**PROMPT**
Provide a single number: the count of lines containing the string "name".

**PROVIDED RECORDS**

------------------------------

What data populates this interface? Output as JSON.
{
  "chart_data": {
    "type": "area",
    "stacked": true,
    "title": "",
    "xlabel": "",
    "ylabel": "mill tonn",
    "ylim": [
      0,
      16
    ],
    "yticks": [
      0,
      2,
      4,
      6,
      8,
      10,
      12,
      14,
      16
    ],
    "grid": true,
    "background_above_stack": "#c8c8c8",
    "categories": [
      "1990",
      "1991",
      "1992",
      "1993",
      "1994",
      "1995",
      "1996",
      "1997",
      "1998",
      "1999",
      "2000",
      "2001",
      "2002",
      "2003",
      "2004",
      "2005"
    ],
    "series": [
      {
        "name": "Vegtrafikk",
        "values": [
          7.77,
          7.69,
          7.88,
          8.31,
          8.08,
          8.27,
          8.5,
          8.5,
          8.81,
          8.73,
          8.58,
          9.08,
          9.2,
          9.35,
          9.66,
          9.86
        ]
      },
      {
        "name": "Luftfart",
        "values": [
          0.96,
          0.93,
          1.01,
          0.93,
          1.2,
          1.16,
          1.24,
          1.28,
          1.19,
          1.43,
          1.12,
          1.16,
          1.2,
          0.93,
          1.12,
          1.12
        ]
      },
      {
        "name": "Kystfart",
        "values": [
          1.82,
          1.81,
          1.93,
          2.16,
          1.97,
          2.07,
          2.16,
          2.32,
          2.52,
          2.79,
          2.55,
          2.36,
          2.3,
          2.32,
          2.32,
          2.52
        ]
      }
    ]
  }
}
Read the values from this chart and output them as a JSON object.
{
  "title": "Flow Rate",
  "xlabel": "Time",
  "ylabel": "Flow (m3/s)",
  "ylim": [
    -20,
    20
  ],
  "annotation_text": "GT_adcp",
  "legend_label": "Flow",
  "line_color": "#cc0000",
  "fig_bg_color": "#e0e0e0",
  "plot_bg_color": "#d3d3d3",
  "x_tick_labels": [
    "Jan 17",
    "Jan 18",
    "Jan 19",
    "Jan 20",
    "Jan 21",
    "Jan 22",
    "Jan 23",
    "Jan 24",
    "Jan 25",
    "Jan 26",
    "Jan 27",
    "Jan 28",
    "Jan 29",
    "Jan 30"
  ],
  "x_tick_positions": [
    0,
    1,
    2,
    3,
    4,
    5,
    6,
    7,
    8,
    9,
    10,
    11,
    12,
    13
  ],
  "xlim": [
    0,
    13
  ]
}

------------------------------

**PROBLEM SOLUTION**
3